TASK BRIEF
Retype the records below exactly as they appear.

(Records contained in a dataset)
+---+

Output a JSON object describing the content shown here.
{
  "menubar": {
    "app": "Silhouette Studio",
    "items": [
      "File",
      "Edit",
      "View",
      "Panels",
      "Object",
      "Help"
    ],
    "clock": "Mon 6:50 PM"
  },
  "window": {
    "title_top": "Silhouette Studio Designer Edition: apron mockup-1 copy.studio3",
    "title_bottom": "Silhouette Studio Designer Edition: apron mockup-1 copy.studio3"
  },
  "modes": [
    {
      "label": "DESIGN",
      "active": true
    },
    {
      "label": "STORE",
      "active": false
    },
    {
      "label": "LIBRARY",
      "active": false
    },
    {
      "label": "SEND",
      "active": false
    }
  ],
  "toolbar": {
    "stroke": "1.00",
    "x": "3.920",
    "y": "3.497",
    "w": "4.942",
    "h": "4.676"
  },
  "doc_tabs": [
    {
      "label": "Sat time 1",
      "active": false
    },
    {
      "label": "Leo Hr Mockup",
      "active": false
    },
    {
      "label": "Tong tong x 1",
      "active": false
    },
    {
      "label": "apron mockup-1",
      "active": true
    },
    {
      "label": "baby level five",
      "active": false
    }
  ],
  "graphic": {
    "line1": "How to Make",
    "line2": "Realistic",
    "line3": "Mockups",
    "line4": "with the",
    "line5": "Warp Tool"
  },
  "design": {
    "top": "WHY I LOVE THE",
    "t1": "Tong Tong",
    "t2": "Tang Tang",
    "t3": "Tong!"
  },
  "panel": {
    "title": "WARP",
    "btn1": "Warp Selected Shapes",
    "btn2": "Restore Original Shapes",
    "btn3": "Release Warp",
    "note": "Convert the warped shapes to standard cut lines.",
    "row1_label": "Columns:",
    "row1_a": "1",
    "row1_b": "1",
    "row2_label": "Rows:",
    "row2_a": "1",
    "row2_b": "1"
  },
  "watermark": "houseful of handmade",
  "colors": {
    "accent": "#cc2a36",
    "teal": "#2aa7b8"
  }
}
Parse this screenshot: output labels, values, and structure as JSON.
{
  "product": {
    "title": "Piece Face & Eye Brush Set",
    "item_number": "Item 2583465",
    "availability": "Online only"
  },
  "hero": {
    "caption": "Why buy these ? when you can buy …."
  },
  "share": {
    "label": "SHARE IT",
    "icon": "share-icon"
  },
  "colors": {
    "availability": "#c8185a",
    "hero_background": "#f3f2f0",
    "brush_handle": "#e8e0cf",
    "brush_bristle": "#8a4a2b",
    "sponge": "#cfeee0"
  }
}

+---+

TASK RESULT
Output a JSON object describing the content shown here.
{
  "menubar": {
    "app": "Silhouette Studio",
    "items": [
      "File",
      "Edit",
      "View",
      "Panels",
      "Object",
      "Help"
    ],
    "clock": "Mon 6:50 PM"
  },
  "window": {
    "title_top": "Silhouette Studio Designer Edition: apron mockup-1 copy.studio3",
    "title_bottom": "Silhouette Studio Designer Edition: apron mockup-1 copy.studio3"
  },
  "modes": [
    {
      "label": "DESIGN",
      "active": true
    },
    {
      "label": "STORE",
      "active": false
    },
    {
      "label": "LIBRARY",
      "active": false
    },
    {
      "label": "SEND",
      "active": false
    }
  ],
  "toolbar": {
    "stroke": "1.00",
    "x": "3.920",
    "y": "3.497",
    "w": "4.942",
    "h": "4.676"
  },
  "doc_tabs": [
    {
      "label": "Sat time 1",
      "active": false
    },
    {
      "label": "Leo Hr Mockup",
      "active": false
    },
    {
      "label": "Tong tong x 1",
      "active": false
    },
    {
      "label": "apron mockup-1",
      "active": true
    },
    {
      "label": "baby level five",
      "active": false
    }
  ],
  "graphic": {
    "line1": "How to Make",
    "line2": "Realistic",
    "line3": "Mockups",
    "line4": "with the",
    "line5": "Warp Tool"
  },
  "design": {
    "top": "WHY I LOVE THE",
    "t1": "Tong Tong",
    "t2": "Tang Tang",
    "t3": "Tong!"
  },
  "panel": {
    "title": "WARP",
    "btn1": "Warp Selected Shapes",
    "btn2": "Restore Original Shapes",
    "btn3": "Release Warp",
    "note": "Convert the warped shapes to standard cut lines.",
    "row1_label": "Columns:",
    "row1_a": "1",
    "row1_b": "1",
    "row2_label": "Rows:",
    "row2_a": "1",
    "row2_b": "1"
  },
  "watermark": "houseful of handmade",
  "colors": {
    "accent": "#cc2a36",
    "teal": "#2aa7b8"
  }
}
Parse this screenshot: output labels, values, and structure as JSON.
{
  "product": {
    "title": "Piece Face & Eye Brush Set",
    "item_number": "Item 2583465",
    "availability": "Online only"
  },
  "hero": {
    "caption": "Why buy these ? when you can buy …."
  },
  "share": {
    "label": "SHARE IT",
    "icon": "share-icon"
  },
  "colors": {
    "availability": "#c8185a",
    "hero_background": "#f3f2f0",
    "brush_handle": "#e8e0cf",
    "brush_bristle": "#8a4a2b",
    "sponge": "#cfeee0"
  }
}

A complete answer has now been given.